■ **Dataset rows**
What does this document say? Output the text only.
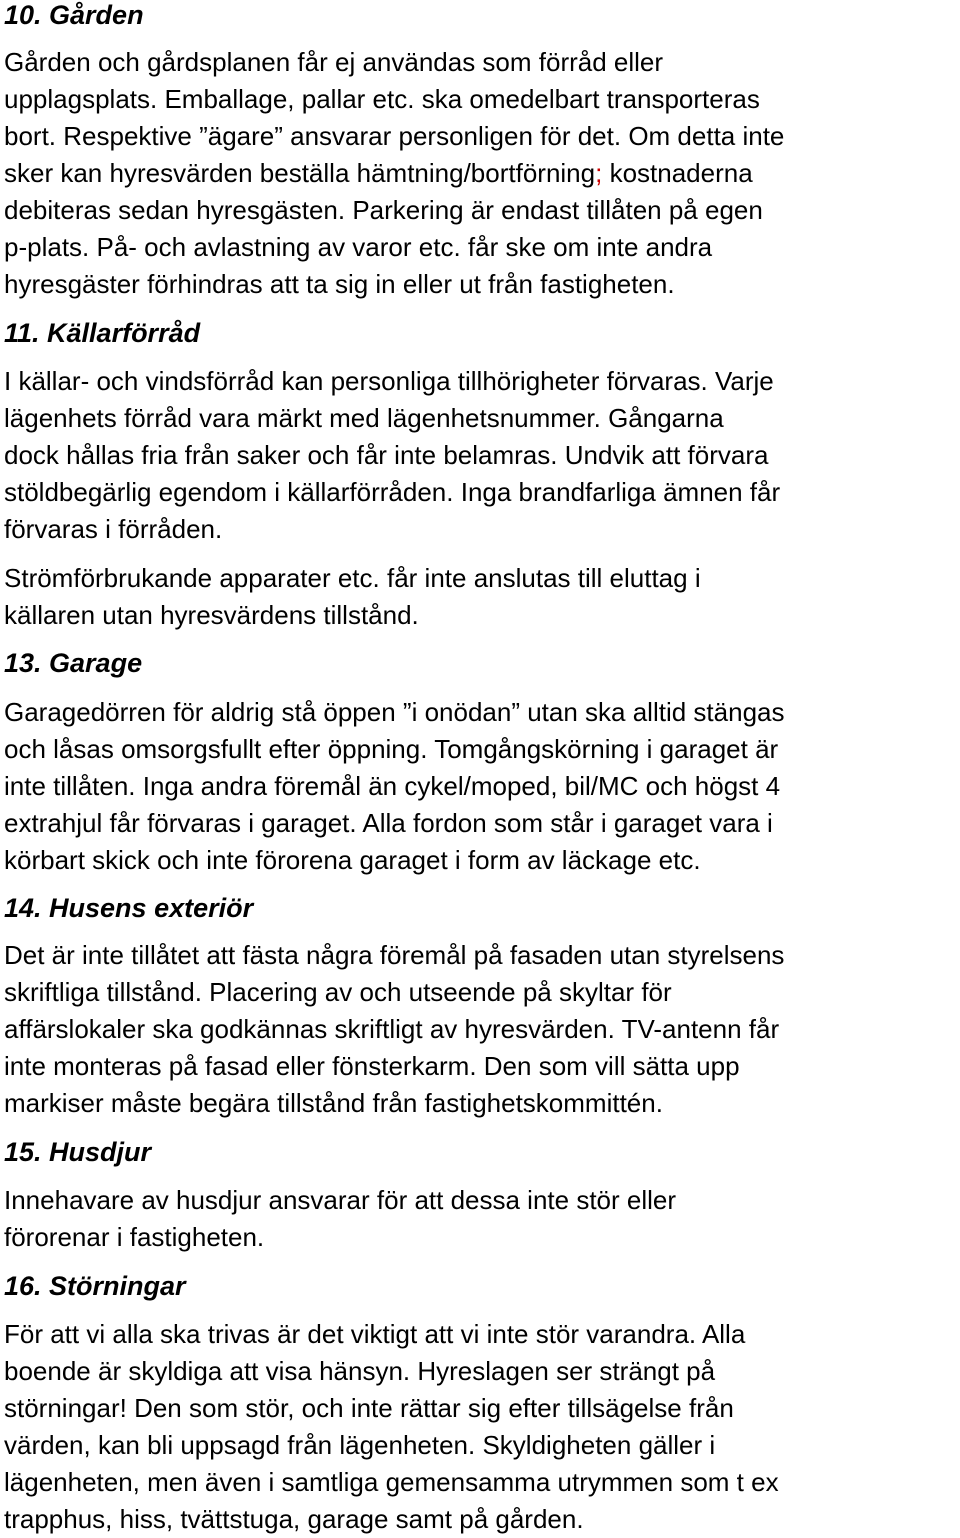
10. Gården

Gården och gårdsplanen får ej användas som förråd eller
upplagsplats. Emballage, pallar etc. ska omedelbart transporteras
bort. Respektive ”ägare” ansvarar personligen för det. Om detta inte
sker kan hyresvärden beställa hämtning/bortförning; kostnaderna
debiteras sedan hyresgästen. Parkering är endast tillåten på egen
p-plats. På- och avlastning av varor etc. får ske om inte andra
hyresgäster förhindras att ta sig in eller ut från fastigheten.

11. Källarförråd

I källar- och vindsförråd kan personliga tillhörigheter förvaras. Varje
lägenhets förråd vara märkt med lägenhetsnummer. Gångarna
dock hållas fria från saker och får inte belamras. Undvik att förvara
stöldbegärlig egendom i källarförråden. Inga brandfarliga ämnen får
förvaras i förråden.

Strömförbrukande apparater etc. får inte anslutas till eluttag i
källaren utan hyresvärdens tillstånd.

13. Garage

Garagedörren för aldrig stå öppen ”i onödan” utan ska alltid stängas
och låsas omsorgsfullt efter öppning. Tomgångskörning i garaget är
inte tillåten. Inga andra föremål än cykel/moped, bil/MC och högst 4
extrahjul får förvaras i garaget. Alla fordon som står i garaget vara i
körbart skick och inte förorena garaget i form av läckage etc.

14. Husens exteriör

Det är inte tillåtet att fästa några föremål på fasaden utan styrelsens
skriftliga tillstånd. Placering av och utseende på skyltar för
affärslokaler ska godkännas skriftligt av hyresvärden. TV-antenn får
inte monteras på fasad eller fönsterkarm. Den som vill sätta upp
markiser måste begära tillstånd från fastighetskommittén.

15. Husdjur

Innehavare av husdjur ansvarar för att dessa inte stör eller
förorenar i fastigheten.

16. Störningar

För att vi alla ska trivas är det viktigt att vi inte stör varandra. Alla
boende är skyldiga att visa hänsyn. Hyreslagen ser strängt på
störningar! Den som stör, och inte rättar sig efter tillsägelse från
värden, kan bli uppsagd från lägenheten. Skyldigheten gäller i
lägenheten, men även i samtliga gemensamma utrymmen som t ex
trapphus, hiss, tvättstuga, garage samt på gården.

■ **Short problem**
Filter the data for the string "fastigheten" and copy every line that has it.

■ **Output for this exercise**
hyresgäster förhindras att ta sig in eller ut från fastigheten.
förorenar i fastigheten.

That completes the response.